• _TASK STATEMENT_: Identify the lines bearing the string "Intervals" and gather them.

• _EXERCISE INPUT_:
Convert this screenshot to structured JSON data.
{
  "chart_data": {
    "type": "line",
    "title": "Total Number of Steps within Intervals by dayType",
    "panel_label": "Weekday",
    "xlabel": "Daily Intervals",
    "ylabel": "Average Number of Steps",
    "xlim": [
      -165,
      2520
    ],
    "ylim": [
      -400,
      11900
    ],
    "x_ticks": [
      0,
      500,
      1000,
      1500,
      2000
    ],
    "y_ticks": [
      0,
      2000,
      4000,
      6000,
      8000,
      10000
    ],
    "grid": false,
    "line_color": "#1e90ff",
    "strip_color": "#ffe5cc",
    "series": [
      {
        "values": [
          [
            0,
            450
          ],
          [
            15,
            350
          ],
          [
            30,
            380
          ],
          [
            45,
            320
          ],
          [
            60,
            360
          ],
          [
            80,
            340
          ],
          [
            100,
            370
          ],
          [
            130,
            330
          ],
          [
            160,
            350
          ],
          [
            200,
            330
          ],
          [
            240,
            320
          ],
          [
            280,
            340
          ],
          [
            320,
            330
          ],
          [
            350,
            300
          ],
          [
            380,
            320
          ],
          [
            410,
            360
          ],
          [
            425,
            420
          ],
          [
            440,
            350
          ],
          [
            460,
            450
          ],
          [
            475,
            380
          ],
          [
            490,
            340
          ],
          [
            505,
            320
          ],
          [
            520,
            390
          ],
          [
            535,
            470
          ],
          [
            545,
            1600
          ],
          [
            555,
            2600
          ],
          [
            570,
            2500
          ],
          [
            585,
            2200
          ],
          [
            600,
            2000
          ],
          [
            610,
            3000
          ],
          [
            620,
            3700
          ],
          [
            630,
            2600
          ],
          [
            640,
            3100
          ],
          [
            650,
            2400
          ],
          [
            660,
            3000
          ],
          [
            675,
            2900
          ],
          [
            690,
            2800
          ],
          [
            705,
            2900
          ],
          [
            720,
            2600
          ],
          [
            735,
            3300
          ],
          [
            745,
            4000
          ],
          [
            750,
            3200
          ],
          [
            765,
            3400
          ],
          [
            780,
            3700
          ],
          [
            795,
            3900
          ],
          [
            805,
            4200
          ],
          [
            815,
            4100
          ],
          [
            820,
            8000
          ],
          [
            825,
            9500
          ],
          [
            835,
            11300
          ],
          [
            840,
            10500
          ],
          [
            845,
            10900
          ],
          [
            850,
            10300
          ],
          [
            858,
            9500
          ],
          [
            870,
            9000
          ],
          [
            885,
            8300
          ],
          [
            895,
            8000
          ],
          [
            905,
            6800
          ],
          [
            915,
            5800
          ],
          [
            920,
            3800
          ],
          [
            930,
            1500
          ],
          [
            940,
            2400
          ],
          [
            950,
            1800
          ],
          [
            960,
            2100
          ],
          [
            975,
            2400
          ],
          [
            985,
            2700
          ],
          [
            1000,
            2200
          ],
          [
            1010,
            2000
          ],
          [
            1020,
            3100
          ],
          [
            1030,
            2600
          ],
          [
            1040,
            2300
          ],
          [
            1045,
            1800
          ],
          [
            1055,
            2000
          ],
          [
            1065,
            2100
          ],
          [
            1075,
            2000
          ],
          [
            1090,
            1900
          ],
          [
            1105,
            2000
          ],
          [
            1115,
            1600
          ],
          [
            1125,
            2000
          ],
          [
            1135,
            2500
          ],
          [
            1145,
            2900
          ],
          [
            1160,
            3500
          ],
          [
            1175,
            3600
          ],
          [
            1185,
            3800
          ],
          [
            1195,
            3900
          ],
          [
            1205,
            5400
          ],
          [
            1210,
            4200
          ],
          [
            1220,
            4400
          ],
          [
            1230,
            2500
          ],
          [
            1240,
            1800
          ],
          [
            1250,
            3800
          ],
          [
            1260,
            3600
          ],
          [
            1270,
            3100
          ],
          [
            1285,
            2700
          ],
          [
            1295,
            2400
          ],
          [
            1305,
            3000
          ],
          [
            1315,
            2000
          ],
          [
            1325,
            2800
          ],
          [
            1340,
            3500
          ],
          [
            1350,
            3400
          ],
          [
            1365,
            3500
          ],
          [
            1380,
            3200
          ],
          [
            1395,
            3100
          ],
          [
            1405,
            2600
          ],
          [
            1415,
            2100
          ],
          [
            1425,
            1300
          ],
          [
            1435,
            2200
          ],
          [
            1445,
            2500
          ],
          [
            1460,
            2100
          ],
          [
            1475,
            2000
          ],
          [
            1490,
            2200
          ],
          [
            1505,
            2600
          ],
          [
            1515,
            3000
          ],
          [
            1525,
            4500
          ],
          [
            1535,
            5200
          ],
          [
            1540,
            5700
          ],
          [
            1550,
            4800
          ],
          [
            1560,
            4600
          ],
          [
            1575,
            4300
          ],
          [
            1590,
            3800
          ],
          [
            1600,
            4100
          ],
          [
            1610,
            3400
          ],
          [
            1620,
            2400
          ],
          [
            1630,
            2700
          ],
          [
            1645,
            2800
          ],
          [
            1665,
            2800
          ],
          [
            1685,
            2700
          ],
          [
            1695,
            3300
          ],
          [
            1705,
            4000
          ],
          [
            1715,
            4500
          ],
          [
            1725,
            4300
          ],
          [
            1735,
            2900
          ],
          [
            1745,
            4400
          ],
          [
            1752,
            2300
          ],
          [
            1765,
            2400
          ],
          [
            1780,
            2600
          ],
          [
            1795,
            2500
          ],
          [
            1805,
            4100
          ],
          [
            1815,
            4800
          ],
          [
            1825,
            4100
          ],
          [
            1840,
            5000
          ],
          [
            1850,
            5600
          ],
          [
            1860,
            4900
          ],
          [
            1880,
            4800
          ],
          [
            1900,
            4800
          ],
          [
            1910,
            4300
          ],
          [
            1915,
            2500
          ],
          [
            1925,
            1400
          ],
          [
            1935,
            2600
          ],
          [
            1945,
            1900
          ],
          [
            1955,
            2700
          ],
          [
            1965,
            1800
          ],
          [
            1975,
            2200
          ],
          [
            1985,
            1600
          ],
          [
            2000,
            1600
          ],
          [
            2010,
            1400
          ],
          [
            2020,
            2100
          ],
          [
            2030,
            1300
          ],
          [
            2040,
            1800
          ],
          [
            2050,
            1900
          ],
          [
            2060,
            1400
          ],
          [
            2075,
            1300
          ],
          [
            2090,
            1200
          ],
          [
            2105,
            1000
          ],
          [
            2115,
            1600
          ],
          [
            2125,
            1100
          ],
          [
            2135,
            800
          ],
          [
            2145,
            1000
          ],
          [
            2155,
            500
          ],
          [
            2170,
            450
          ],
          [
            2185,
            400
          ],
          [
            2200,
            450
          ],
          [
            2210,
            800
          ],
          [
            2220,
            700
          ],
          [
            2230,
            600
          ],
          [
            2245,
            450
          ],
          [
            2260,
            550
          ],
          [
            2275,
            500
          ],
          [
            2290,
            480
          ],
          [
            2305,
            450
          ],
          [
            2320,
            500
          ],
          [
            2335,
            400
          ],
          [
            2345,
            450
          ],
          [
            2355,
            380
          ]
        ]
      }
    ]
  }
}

• _OUTPUT BELOW_:
    "title": "Total Number of Steps within Intervals by dayType",
    "xlabel": "Daily Intervals",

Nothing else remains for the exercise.